THE PROBLEM: Quote word for word the stretch of the Zion Church text from "Zion Church is" through "Hill Historic District.".

PAGE:

— start —

Zion Church is an inclusive Episcopal congregation in Douglaston, New York with members from throughout the borough of Queens, and from Nassau County. Zion is within the Episcopal Diocese of Long Island, and is one of the oldest churches in Queens, standing at the top of the hill overlooking Douglaston and Little Neck.

==History==
Wynant Van Zandt donated land for the building of a church in what was then known as Little Neck, New York, and the cornerstone was laid in 1829. The church opened for worship in 1830. A fire destroyed the original church building in 1924, and Zion was rebuilt and was ready for the Christmas 1925 service. The church building (designed by Aubrey B. Grantham) the extensive grounds including a cemetery, and the 1890 rectory are listed on the National Register of Historic Places as contributing buildings and sites within the Douglaston Hill Historic District.

— end —

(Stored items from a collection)
— start —

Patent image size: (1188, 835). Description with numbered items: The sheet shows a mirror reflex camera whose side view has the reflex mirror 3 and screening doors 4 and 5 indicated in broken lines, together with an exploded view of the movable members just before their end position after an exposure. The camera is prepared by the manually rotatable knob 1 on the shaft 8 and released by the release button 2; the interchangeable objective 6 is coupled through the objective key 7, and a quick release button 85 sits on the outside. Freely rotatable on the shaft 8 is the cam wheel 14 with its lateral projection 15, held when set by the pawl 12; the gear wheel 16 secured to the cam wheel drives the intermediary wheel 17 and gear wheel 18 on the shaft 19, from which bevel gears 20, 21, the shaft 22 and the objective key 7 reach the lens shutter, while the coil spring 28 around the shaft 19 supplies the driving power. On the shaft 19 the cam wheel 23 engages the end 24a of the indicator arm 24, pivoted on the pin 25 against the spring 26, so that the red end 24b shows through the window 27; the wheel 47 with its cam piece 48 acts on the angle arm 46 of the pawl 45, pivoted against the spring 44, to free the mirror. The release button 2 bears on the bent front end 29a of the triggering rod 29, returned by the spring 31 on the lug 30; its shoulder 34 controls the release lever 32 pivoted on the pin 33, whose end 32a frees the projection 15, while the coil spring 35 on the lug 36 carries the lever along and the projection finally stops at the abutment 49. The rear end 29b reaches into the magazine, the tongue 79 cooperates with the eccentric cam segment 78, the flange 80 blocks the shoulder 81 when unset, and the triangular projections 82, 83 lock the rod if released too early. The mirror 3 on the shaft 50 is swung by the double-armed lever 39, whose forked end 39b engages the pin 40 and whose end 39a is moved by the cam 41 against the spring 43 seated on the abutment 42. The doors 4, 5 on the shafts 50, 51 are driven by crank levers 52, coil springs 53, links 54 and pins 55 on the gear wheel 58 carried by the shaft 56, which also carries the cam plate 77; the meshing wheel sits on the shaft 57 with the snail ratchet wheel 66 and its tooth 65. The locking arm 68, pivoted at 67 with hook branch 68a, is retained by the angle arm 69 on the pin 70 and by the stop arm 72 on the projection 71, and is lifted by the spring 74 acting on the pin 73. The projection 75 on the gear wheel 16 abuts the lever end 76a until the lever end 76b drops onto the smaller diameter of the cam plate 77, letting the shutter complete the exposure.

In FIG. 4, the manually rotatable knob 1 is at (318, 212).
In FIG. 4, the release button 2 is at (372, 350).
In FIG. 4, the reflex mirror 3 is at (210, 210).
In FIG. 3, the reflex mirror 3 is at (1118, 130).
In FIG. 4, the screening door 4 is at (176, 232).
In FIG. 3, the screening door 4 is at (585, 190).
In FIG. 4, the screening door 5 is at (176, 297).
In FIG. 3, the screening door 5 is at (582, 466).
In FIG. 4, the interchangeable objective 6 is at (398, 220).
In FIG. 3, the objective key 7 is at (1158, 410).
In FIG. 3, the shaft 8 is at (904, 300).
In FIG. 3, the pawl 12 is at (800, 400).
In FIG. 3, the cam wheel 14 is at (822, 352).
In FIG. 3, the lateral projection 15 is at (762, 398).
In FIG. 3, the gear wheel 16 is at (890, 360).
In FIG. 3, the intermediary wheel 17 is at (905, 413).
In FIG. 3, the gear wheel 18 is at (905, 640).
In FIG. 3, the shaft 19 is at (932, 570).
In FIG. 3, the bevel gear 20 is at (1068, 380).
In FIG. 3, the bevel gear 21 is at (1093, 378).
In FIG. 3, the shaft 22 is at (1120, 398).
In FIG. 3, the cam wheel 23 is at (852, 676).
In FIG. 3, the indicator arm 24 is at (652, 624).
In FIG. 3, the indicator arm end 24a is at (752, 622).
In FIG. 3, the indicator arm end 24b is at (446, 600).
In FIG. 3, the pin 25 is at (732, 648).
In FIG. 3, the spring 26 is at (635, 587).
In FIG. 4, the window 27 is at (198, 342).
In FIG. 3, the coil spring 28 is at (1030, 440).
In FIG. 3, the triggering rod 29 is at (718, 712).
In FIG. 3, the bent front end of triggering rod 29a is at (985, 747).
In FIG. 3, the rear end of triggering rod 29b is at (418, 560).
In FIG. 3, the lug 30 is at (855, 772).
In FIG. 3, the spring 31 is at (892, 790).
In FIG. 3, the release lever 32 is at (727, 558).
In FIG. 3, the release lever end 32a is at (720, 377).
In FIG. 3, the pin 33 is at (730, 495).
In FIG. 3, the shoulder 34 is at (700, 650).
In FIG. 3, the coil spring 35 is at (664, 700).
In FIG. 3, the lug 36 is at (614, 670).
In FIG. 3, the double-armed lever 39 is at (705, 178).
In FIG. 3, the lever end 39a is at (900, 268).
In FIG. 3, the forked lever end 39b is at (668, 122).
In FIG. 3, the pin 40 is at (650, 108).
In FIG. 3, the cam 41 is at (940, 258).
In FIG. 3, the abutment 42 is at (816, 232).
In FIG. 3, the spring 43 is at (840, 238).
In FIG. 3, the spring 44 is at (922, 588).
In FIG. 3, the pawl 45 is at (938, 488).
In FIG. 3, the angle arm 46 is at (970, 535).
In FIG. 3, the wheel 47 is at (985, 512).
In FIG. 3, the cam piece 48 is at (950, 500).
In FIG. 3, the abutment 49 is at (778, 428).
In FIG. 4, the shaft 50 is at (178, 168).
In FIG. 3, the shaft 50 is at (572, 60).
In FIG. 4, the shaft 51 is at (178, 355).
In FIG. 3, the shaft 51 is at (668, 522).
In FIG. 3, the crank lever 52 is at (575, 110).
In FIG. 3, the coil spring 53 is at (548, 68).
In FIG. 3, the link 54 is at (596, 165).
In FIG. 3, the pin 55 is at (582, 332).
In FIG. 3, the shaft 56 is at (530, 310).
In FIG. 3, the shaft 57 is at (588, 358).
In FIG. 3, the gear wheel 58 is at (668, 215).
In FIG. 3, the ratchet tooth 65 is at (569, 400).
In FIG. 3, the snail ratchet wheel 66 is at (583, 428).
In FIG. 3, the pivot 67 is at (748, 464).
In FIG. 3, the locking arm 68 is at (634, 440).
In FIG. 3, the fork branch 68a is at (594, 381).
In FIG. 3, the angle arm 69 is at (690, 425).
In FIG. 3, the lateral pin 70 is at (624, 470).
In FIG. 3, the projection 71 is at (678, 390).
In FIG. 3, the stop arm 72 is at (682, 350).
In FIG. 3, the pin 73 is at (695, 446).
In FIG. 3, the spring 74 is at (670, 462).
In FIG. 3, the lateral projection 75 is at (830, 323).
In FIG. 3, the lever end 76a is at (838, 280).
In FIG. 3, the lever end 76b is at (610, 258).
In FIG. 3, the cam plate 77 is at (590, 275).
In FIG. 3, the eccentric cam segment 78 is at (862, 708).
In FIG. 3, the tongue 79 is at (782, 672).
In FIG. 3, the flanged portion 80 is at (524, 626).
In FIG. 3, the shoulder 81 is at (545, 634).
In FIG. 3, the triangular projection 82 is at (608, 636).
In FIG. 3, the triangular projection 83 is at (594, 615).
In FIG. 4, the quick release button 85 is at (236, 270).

— end —

ANSWER TO THE EXERCISE:
Zion Church is an inclusive Episcopal congregation in Douglaston, New York with members from throughout the borough of Queens, and from Nassau County. Zion is within the Episcopal Diocese of Long Island, and is one of the oldest churches in Queens, standing at the top of the hill overlooking Douglaston and Little Neck.

==History==
Wynant Van Zandt donated land for the building of a church in what was then known as Little Neck, New York, and the cornerstone was laid in 1829. The church opened for worship in 1830. A fire destroyed the original church building in 1924, and Zion was rebuilt and was ready for the Christmas 1925 service. The church building (designed by Aubrey B. Grantham) the extensive grounds including a cemetery, and the 1890 rectory are listed on the National Register of Historic Places as contributing buildings and sites within the Douglaston Hill Historic District.